# Work to complete:
Every record below should be transcribed exactly. Omit the images.

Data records
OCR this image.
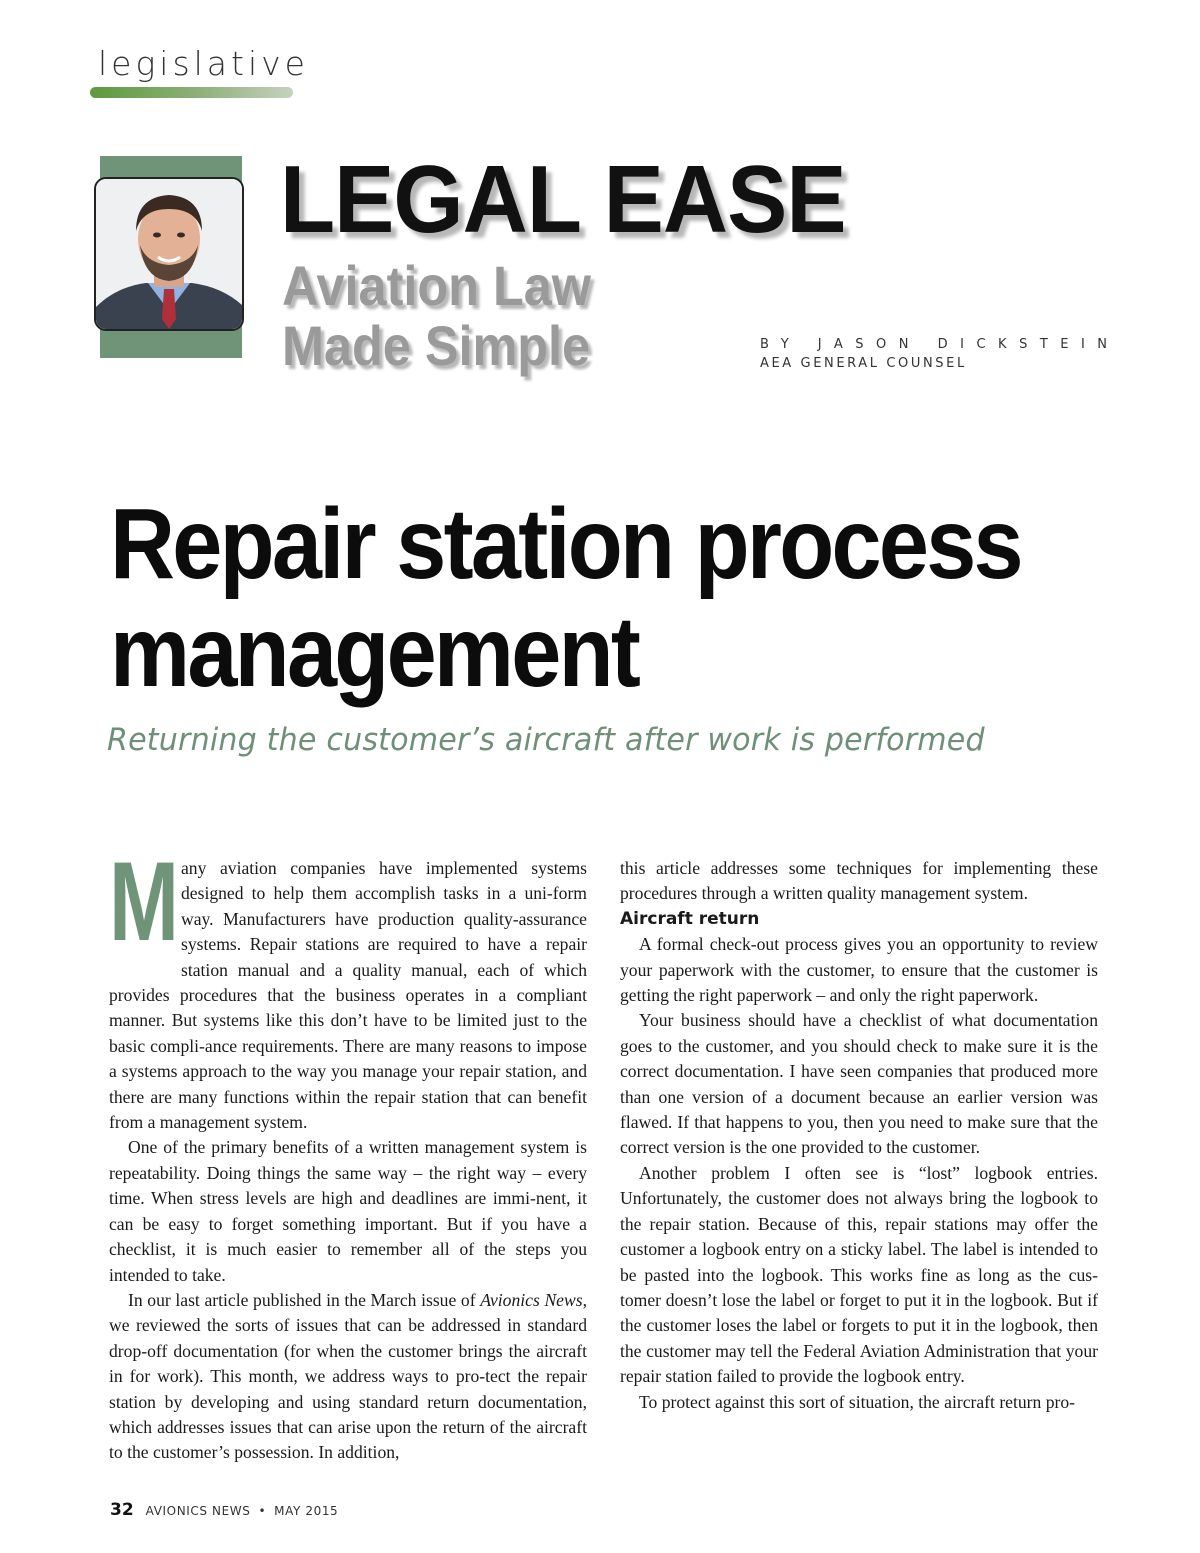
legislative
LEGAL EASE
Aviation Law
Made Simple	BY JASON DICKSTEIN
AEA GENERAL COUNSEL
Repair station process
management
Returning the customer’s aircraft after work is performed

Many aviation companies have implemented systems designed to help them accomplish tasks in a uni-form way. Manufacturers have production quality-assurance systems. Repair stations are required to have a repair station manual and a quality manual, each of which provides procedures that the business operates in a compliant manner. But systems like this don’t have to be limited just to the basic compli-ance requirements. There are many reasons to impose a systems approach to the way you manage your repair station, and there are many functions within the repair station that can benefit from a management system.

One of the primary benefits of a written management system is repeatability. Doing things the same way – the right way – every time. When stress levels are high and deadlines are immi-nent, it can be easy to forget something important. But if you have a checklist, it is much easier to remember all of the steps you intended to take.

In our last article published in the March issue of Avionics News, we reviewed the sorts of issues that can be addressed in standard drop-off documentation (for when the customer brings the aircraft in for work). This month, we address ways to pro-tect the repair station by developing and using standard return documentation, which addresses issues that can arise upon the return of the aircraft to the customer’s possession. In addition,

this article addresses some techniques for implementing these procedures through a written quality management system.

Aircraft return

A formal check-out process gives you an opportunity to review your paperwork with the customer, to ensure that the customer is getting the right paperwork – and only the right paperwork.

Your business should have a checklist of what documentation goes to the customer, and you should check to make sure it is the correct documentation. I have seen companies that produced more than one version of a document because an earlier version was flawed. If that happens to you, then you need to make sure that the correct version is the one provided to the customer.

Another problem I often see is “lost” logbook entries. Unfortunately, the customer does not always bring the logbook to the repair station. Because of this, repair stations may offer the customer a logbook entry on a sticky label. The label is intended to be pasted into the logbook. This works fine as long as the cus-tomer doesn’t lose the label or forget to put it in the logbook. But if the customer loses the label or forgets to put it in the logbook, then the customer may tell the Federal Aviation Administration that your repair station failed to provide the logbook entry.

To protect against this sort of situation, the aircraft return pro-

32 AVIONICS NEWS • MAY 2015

# Result for this exercise:
OCR this image.
legislative
LEGAL EASE
Aviation Law
Made Simple	BY JASON DICKSTEIN
AEA GENERAL COUNSEL
Repair station process
management
Returning the customer’s aircraft after work is performed

Many aviation companies have implemented systems designed to help them accomplish tasks in a uni-form way. Manufacturers have production quality-assurance systems. Repair stations are required to have a repair station manual and a quality manual, each of which provides procedures that the business operates in a compliant manner. But systems like this don’t have to be limited just to the basic compli-ance requirements. There are many reasons to impose a systems approach to the way you manage your repair station, and there are many functions within the repair station that can benefit from a management system.

One of the primary benefits of a written management system is repeatability. Doing things the same way – the right way – every time. When stress levels are high and deadlines are immi-nent, it can be easy to forget something important. But if you have a checklist, it is much easier to remember all of the steps you intended to take.

In our last article published in the March issue of Avionics News, we reviewed the sorts of issues that can be addressed in standard drop-off documentation (for when the customer brings the aircraft in for work). This month, we address ways to pro-tect the repair station by developing and using standard return documentation, which addresses issues that can arise upon the return of the aircraft to the customer’s possession. In addition,

this article addresses some techniques for implementing these procedures through a written quality management system.

Aircraft return

A formal check-out process gives you an opportunity to review your paperwork with the customer, to ensure that the customer is getting the right paperwork – and only the right paperwork.

Your business should have a checklist of what documentation goes to the customer, and you should check to make sure it is the correct documentation. I have seen companies that produced more than one version of a document because an earlier version was flawed. If that happens to you, then you need to make sure that the correct version is the one provided to the customer.

Another problem I often see is “lost” logbook entries. Unfortunately, the customer does not always bring the logbook to the repair station. Because of this, repair stations may offer the customer a logbook entry on a sticky label. The label is intended to be pasted into the logbook. This works fine as long as the cus-tomer doesn’t lose the label or forget to put it in the logbook. But if the customer loses the label or forgets to put it in the logbook, then the customer may tell the Federal Aviation Administration that your repair station failed to provide the logbook entry.

To protect against this sort of situation, the aircraft return pro-

32 AVIONICS NEWS • MAY 2015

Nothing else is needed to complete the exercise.